— START MATERIAL FOR THIS TASK —
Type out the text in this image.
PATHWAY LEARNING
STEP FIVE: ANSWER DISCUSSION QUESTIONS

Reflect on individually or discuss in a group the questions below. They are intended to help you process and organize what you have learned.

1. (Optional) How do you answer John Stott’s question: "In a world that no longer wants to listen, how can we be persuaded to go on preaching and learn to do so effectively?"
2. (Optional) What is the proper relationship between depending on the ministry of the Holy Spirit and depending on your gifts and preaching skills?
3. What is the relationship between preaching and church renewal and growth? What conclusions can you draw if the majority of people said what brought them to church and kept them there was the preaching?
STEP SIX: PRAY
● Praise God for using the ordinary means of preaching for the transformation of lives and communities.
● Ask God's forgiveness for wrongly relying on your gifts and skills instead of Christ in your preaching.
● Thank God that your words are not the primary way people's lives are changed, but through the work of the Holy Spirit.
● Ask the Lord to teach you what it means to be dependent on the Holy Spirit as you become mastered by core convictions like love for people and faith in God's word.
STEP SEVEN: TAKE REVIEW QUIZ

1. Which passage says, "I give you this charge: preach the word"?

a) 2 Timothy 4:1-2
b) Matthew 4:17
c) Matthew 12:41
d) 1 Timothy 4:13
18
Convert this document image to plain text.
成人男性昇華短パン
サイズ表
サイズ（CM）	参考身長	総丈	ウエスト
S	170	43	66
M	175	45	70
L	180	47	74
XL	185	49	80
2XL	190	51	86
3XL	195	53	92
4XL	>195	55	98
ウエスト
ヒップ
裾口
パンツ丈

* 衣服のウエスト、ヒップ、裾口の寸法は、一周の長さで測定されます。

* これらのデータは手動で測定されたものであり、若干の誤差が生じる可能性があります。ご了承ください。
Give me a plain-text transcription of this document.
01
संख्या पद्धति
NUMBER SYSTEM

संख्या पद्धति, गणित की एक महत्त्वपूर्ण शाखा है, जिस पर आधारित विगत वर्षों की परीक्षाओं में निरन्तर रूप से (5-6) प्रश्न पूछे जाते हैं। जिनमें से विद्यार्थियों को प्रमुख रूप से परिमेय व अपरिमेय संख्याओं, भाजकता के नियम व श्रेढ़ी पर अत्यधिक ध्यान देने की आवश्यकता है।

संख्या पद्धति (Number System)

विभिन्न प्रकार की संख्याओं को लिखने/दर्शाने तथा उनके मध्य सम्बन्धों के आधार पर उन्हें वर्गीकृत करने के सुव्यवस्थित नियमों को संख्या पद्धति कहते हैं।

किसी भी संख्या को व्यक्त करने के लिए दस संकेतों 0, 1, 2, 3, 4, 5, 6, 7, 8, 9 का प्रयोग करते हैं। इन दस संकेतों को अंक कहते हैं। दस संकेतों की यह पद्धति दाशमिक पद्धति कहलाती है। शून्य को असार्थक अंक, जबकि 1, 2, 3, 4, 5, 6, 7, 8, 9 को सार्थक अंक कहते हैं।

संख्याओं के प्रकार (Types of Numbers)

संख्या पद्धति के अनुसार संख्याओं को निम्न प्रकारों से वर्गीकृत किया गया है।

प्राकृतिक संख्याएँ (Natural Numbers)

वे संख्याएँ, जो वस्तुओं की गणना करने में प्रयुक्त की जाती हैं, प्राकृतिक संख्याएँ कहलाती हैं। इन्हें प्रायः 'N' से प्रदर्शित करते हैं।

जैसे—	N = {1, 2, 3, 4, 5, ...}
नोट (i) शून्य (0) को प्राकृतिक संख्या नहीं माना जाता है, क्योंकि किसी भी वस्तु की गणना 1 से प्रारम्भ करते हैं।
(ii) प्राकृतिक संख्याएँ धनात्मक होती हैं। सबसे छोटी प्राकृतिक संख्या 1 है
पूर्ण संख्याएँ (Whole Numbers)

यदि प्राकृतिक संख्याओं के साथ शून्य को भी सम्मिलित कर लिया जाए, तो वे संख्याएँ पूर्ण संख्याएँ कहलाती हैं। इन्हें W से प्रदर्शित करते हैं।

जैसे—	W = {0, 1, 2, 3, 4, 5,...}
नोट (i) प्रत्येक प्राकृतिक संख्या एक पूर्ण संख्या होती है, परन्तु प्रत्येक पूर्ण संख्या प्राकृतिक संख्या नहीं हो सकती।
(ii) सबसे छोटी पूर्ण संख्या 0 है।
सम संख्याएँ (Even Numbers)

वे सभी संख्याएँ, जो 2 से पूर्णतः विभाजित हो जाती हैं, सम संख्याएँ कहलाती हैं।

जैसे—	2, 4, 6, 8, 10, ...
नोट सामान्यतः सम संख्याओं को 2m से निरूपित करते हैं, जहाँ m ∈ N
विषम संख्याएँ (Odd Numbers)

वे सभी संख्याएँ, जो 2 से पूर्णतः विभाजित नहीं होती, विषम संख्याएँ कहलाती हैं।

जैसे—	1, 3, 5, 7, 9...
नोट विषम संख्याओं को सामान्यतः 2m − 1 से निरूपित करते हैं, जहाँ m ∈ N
— END MATERIAL FOR THIS TASK —
Pull every line containing "Numbers" out of the records.

संख्याओं के प्रकार (Types of Numbers)
प्राकृतिक संख्याएँ (Natural Numbers)
पूर्ण संख्याएँ (Whole Numbers)
सम संख्याएँ (Even Numbers)
विषम संख्याएँ (Odd Numbers)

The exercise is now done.